**WHAT YOU HAVE TO DO**. Each line that includes "worden" must be copied from the records.
*** Begin section ***
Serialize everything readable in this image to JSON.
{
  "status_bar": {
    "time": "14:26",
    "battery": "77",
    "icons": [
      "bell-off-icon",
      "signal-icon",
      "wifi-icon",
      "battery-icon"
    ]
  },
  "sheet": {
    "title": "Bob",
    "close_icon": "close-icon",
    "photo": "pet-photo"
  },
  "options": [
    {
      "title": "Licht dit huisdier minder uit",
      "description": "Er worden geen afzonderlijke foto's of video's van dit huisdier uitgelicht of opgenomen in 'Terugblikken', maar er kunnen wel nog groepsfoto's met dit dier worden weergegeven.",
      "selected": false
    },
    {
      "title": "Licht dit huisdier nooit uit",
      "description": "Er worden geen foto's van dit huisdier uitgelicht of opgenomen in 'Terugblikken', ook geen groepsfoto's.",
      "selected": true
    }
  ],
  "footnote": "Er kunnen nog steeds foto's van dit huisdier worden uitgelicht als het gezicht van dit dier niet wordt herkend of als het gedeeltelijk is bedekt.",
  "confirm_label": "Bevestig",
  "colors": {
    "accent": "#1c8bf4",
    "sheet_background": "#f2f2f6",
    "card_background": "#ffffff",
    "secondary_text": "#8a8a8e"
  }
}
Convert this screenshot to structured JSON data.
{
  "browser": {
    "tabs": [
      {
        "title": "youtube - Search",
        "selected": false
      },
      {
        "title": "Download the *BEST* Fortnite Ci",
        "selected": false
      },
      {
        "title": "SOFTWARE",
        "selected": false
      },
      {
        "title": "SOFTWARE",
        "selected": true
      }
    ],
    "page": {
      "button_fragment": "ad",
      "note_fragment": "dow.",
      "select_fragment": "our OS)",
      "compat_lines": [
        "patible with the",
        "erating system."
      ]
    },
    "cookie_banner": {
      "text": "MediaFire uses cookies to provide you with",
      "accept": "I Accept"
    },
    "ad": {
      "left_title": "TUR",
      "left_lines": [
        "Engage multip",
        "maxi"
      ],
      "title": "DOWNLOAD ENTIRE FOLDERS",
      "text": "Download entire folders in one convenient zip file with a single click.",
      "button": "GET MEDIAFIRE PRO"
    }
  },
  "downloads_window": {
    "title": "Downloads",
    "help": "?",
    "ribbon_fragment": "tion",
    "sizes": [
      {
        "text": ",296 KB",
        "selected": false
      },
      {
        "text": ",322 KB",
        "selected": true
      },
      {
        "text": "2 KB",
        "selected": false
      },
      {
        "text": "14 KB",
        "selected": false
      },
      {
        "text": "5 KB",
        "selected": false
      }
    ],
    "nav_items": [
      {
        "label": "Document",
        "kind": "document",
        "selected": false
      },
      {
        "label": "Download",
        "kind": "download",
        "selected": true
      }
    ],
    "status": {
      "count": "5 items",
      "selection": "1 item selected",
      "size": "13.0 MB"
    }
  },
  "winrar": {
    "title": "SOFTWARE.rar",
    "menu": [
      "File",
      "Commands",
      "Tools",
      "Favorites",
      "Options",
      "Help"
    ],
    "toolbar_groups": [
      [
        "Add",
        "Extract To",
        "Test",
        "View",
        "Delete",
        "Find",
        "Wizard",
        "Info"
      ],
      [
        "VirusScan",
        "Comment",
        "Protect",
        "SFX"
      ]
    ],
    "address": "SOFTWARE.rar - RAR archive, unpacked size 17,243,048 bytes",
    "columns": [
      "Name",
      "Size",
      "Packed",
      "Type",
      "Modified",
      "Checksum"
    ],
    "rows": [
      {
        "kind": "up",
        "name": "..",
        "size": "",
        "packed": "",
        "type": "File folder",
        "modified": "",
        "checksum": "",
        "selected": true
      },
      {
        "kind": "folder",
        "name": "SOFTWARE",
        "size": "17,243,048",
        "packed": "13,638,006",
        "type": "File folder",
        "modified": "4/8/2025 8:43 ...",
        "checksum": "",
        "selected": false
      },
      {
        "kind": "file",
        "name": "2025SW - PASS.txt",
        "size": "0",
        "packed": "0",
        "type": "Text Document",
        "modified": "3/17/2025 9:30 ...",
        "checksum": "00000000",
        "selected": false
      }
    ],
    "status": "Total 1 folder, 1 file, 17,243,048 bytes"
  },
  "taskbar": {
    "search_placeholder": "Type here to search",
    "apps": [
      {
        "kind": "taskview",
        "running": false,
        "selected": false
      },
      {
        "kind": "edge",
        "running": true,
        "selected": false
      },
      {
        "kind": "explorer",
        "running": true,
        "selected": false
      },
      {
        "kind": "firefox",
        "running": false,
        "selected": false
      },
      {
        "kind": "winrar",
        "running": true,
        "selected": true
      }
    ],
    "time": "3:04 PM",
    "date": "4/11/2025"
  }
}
*** End section ***
**EXERCISE RESULT**.
      "description": "Er worden geen afzonderlijke foto's of video's van dit huisdier uitgelicht of opgenomen in 'Terugblikken', maar er kunnen wel nog groepsfoto's met dit dier worden weergegeven.",
      "description": "Er worden geen foto's van dit huisdier uitgelicht of opgenomen in 'Terugblikken', ook geen groepsfoto's.",
  "footnote": "Er kunnen nog steeds foto's van dit huisdier worden uitgelicht als het gezicht van dit dier niet wordt herkend of als het gedeeltelijk is bedekt.",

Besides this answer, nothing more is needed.